Data excerpts:
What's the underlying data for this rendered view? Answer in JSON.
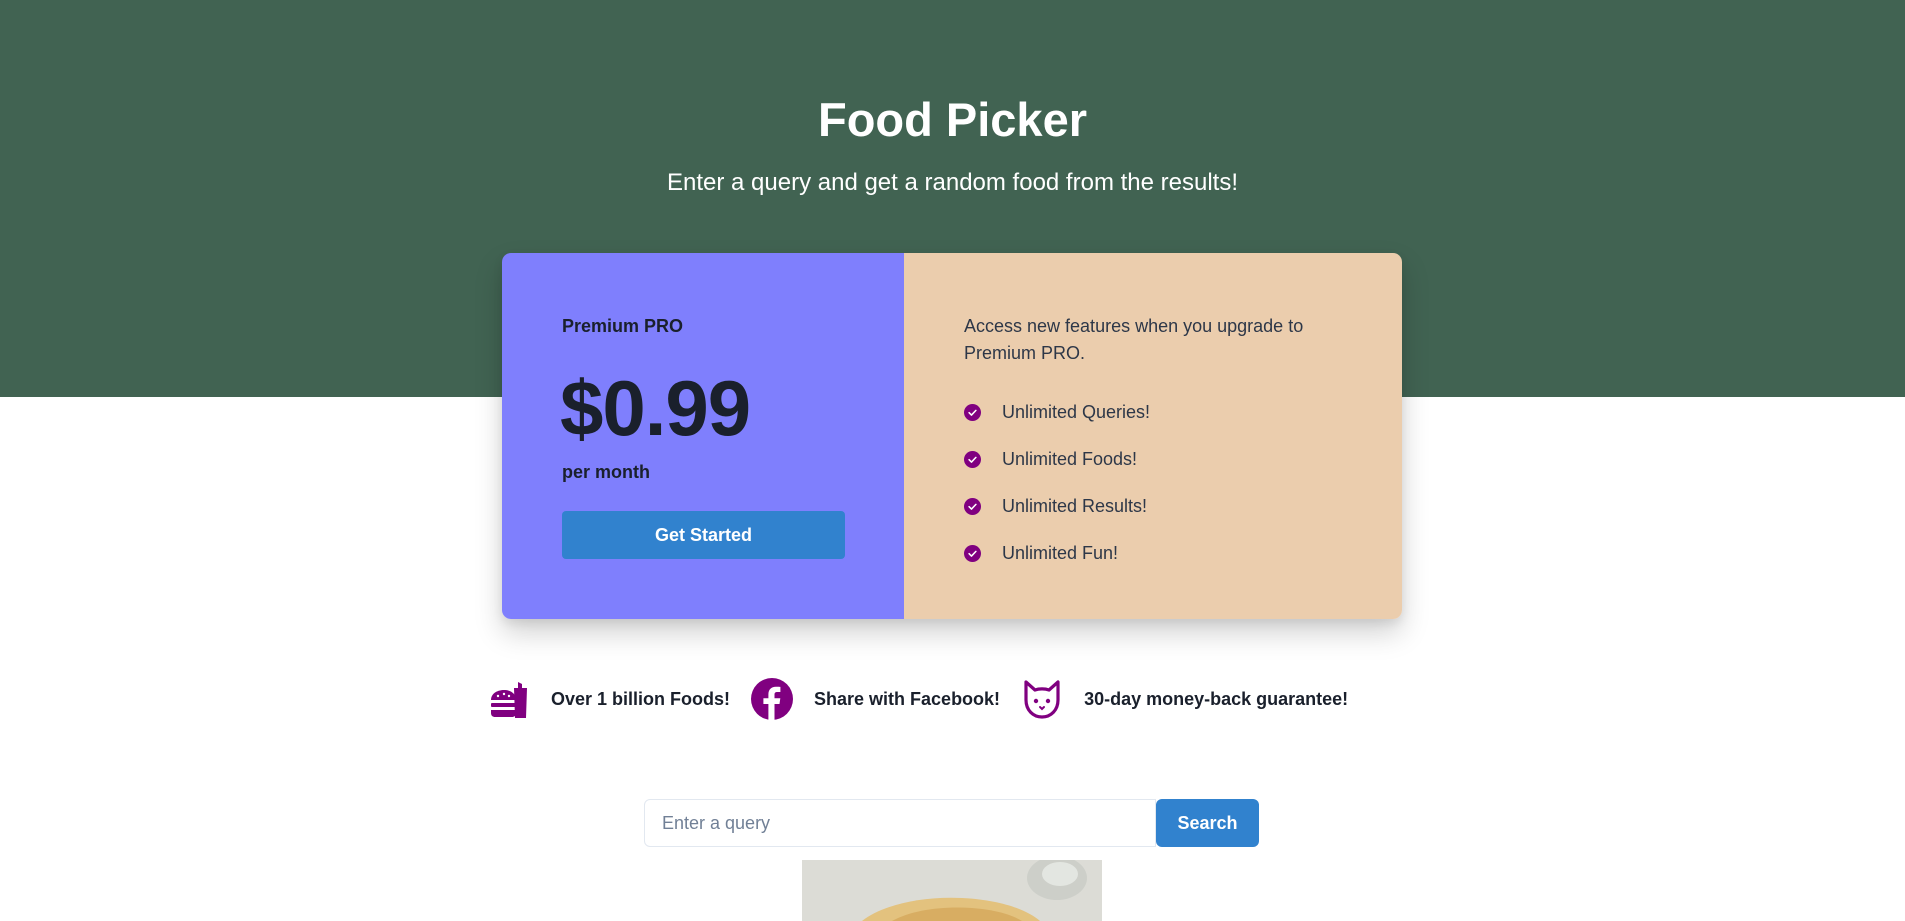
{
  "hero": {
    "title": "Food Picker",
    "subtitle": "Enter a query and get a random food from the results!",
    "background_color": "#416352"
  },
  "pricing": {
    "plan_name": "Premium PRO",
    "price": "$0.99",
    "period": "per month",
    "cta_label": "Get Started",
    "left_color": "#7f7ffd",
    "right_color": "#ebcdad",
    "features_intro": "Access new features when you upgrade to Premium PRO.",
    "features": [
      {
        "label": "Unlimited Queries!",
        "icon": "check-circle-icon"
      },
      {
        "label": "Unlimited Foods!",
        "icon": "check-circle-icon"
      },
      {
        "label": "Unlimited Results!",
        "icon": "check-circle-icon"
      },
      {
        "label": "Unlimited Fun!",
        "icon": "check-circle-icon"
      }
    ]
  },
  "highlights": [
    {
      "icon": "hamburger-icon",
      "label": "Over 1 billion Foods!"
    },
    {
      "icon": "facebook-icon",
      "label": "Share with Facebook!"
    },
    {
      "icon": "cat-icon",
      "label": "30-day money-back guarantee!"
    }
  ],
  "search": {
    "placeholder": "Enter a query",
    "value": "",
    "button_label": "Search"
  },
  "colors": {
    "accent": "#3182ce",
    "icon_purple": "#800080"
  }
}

--

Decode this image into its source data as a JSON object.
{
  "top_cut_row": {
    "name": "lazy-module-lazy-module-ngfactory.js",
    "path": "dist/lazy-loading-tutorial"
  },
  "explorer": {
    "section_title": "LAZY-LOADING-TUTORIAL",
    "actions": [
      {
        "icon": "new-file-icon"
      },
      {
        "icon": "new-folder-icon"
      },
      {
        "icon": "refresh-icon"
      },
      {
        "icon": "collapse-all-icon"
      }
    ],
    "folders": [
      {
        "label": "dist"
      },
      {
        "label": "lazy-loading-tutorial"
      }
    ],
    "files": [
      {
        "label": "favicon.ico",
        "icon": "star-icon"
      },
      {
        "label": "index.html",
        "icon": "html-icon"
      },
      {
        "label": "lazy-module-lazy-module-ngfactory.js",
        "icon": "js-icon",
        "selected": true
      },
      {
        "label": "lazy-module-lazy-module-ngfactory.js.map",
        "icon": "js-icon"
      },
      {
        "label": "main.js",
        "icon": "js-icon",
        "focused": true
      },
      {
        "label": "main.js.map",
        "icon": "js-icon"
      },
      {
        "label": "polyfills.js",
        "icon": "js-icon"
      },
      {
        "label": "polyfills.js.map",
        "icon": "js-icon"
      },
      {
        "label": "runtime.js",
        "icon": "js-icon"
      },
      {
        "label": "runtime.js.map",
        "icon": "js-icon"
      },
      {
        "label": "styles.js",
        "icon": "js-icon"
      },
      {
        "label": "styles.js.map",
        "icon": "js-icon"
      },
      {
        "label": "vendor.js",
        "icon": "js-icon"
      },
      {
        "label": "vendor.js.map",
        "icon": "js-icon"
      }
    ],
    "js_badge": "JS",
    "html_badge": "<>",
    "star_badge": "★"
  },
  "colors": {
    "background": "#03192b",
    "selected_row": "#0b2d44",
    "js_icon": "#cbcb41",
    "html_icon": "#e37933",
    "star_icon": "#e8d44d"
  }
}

...

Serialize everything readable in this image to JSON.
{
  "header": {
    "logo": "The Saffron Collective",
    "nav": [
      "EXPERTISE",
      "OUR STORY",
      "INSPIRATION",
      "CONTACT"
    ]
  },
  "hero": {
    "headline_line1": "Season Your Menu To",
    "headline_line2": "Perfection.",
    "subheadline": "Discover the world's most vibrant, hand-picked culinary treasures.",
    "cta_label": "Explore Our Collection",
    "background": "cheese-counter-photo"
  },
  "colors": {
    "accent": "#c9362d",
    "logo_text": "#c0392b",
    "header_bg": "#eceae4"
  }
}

▸ SHORT TASK:
Tally the lines of the listing in which the word "ngfactory" occurs, and state the total alone.

▸ COMPLETE ANSWER:
3